## [Data supplied]

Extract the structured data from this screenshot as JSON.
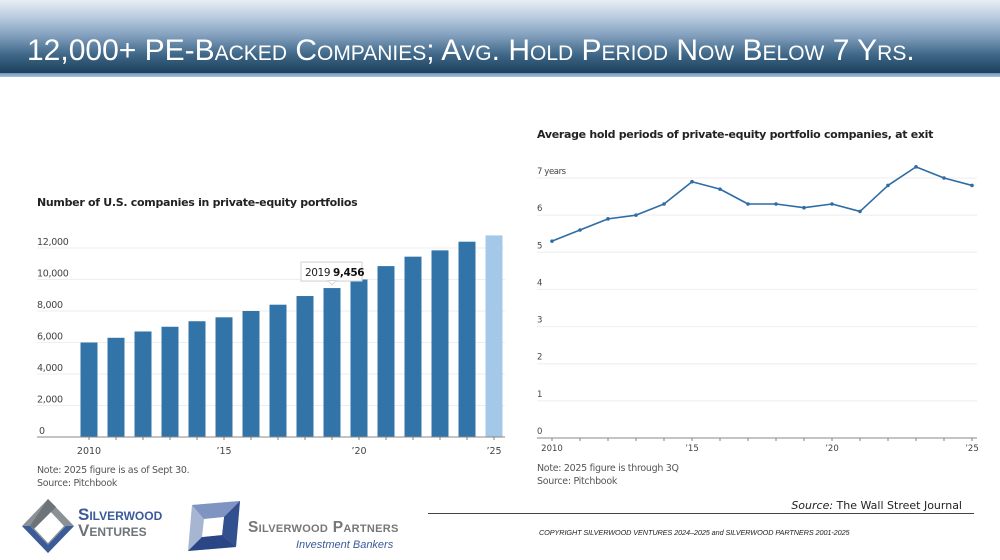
{
  "slide": {
    "title": "12,000+ PE-Backed Companies; Avg. Hold Period Now Below 7 Yrs.",
    "source_label": "Source:",
    "source_value": "The Wall Street Journal",
    "copyright": "COPYRIGHT SILVERWOOD VENTURES 2024–2025 and SILVERWOOD PARTNERS 2001-2025"
  },
  "logos": {
    "ventures_line1": "Silverwood",
    "ventures_line2": "Ventures",
    "partners_line1": "Silverwood Partners",
    "partners_line2": "Investment Bankers"
  },
  "colors": {
    "bar": "#3274a8",
    "bar_partial": "#a3c8e8",
    "line": "#2e6ca4",
    "grid": "#eeeeee",
    "axis": "#888888"
  },
  "chart_data": [
    {
      "type": "bar",
      "title": "Number of U.S. companies in private-equity portfolios",
      "categories": [
        "2010",
        "2011",
        "2012",
        "2013",
        "2014",
        "2015",
        "2016",
        "2017",
        "2018",
        "2019",
        "2020",
        "2021",
        "2022",
        "2023",
        "2024",
        "2025"
      ],
      "values": [
        6000,
        6300,
        6700,
        7000,
        7350,
        7600,
        8000,
        8400,
        8950,
        9456,
        10000,
        10850,
        11450,
        11850,
        12400,
        12800
      ],
      "partial_category": "2025",
      "ylim": [
        0,
        12000
      ],
      "yticks": [
        0,
        2000,
        4000,
        6000,
        8000,
        10000,
        12000
      ],
      "ytick_labels": [
        "0",
        "2,000",
        "4,000",
        "6,000",
        "8,000",
        "10,000",
        "12,000"
      ],
      "xtick_labels": [
        {
          "year": "2010",
          "label": "2010"
        },
        {
          "year": "2015",
          "label": "’15"
        },
        {
          "year": "2020",
          "label": "’20"
        },
        {
          "year": "2025",
          "label": "’25"
        }
      ],
      "annotation": {
        "year_label": "2019",
        "value_label": "9,456"
      },
      "xlabel": "",
      "ylabel": "",
      "grid": true,
      "note": "Note: 2025 figure is as of Sept 30.",
      "source": "Source: Pitchbook"
    },
    {
      "type": "line",
      "title": "Average hold periods of private-equity portfolio companies, at exit",
      "x": [
        "2010",
        "2011",
        "2012",
        "2013",
        "2014",
        "2015",
        "2016",
        "2017",
        "2018",
        "2019",
        "2020",
        "2021",
        "2022",
        "2023",
        "2024",
        "2025"
      ],
      "values": [
        5.3,
        5.6,
        5.9,
        6.0,
        6.3,
        6.9,
        6.7,
        6.3,
        6.3,
        6.2,
        6.3,
        6.1,
        6.8,
        7.3,
        7.0,
        6.8
      ],
      "ylim": [
        0,
        7
      ],
      "yticks": [
        0,
        1,
        2,
        3,
        4,
        5,
        6,
        7
      ],
      "ytick_labels": [
        "0",
        "1",
        "2",
        "3",
        "4",
        "5",
        "6",
        "7 years"
      ],
      "xtick_labels": [
        {
          "year": "2010",
          "label": "2010"
        },
        {
          "year": "2015",
          "label": "’15"
        },
        {
          "year": "2020",
          "label": "’20"
        },
        {
          "year": "2025",
          "label": "’25"
        }
      ],
      "xlabel": "",
      "ylabel": "",
      "grid": true,
      "note": "Note: 2025 figure is through 3Q",
      "source": "Source: Pitchbook"
    }
  ]
}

## [Exercise]
All the lines above are to be given again exactly as they read, with the pictures removed.

## [Expected answer]
Extract the structured data from this screenshot as JSON.
{
  "slide": {
    "title": "12,000+ PE-Backed Companies; Avg. Hold Period Now Below 7 Yrs.",
    "source_label": "Source:",
    "source_value": "The Wall Street Journal",
    "copyright": "COPYRIGHT SILVERWOOD VENTURES 2024–2025 and SILVERWOOD PARTNERS 2001-2025"
  },
  "logos": {
    "ventures_line1": "Silverwood",
    "ventures_line2": "Ventures",
    "partners_line1": "Silverwood Partners",
    "partners_line2": "Investment Bankers"
  },
  "colors": {
    "bar": "#3274a8",
    "bar_partial": "#a3c8e8",
    "line": "#2e6ca4",
    "grid": "#eeeeee",
    "axis": "#888888"
  },
  "chart_data": [
    {
      "type": "bar",
      "title": "Number of U.S. companies in private-equity portfolios",
      "categories": [
        "2010",
        "2011",
        "2012",
        "2013",
        "2014",
        "2015",
        "2016",
        "2017",
        "2018",
        "2019",
        "2020",
        "2021",
        "2022",
        "2023",
        "2024",
        "2025"
      ],
      "values": [
        6000,
        6300,
        6700,
        7000,
        7350,
        7600,
        8000,
        8400,
        8950,
        9456,
        10000,
        10850,
        11450,
        11850,
        12400,
        12800
      ],
      "partial_category": "2025",
      "ylim": [
        0,
        12000
      ],
      "yticks": [
        0,
        2000,
        4000,
        6000,
        8000,
        10000,
        12000
      ],
      "ytick_labels": [
        "0",
        "2,000",
        "4,000",
        "6,000",
        "8,000",
        "10,000",
        "12,000"
      ],
      "xtick_labels": [
        {
          "year": "2010",
          "label": "2010"
        },
        {
          "year": "2015",
          "label": "’15"
        },
        {
          "year": "2020",
          "label": "’20"
        },
        {
          "year": "2025",
          "label": "’25"
        }
      ],
      "annotation": {
        "year_label": "2019",
        "value_label": "9,456"
      },
      "xlabel": "",
      "ylabel": "",
      "grid": true,
      "note": "Note: 2025 figure is as of Sept 30.",
      "source": "Source: Pitchbook"
    },
    {
      "type": "line",
      "title": "Average hold periods of private-equity portfolio companies, at exit",
      "x": [
        "2010",
        "2011",
        "2012",
        "2013",
        "2014",
        "2015",
        "2016",
        "2017",
        "2018",
        "2019",
        "2020",
        "2021",
        "2022",
        "2023",
        "2024",
        "2025"
      ],
      "values": [
        5.3,
        5.6,
        5.9,
        6.0,
        6.3,
        6.9,
        6.7,
        6.3,
        6.3,
        6.2,
        6.3,
        6.1,
        6.8,
        7.3,
        7.0,
        6.8
      ],
      "ylim": [
        0,
        7
      ],
      "yticks": [
        0,
        1,
        2,
        3,
        4,
        5,
        6,
        7
      ],
      "ytick_labels": [
        "0",
        "1",
        "2",
        "3",
        "4",
        "5",
        "6",
        "7 years"
      ],
      "xtick_labels": [
        {
          "year": "2010",
          "label": "2010"
        },
        {
          "year": "2015",
          "label": "’15"
        },
        {
          "year": "2020",
          "label": "’20"
        },
        {
          "year": "2025",
          "label": "’25"
        }
      ],
      "xlabel": "",
      "ylabel": "",
      "grid": true,
      "note": "Note: 2025 figure is through 3Q",
      "source": "Source: Pitchbook"
    }
  ]
}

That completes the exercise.